A run of records:
+++

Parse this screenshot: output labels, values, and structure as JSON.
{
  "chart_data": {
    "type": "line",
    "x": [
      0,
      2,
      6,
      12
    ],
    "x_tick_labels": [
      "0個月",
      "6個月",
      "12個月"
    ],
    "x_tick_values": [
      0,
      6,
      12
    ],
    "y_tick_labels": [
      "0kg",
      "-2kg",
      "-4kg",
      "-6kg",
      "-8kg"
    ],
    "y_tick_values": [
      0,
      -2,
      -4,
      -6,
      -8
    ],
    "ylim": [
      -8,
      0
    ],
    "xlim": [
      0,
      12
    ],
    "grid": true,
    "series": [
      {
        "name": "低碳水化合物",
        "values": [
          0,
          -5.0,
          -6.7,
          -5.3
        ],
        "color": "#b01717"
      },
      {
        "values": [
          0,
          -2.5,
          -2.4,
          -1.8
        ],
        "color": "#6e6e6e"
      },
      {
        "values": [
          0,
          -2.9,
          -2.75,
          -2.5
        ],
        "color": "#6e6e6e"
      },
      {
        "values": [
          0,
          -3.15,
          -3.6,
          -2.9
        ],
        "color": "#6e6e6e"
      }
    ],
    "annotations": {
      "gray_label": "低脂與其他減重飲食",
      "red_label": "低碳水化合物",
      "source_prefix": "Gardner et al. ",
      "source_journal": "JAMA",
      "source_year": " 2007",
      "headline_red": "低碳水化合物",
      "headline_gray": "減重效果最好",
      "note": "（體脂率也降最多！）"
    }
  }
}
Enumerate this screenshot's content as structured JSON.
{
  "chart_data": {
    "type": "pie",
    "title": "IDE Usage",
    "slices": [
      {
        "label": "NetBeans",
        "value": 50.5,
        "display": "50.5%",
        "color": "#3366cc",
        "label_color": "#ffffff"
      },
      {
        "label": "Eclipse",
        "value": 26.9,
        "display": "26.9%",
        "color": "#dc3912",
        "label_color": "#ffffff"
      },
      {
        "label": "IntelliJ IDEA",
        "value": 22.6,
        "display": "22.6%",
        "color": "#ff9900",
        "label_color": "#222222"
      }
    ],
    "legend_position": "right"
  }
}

+++

*Task objective*.
Return each line where "JSON" shows up.

*Solution*.
Parse this screenshot: output labels, values, and structure as JSON.
Enumerate this screenshot's content as structured JSON.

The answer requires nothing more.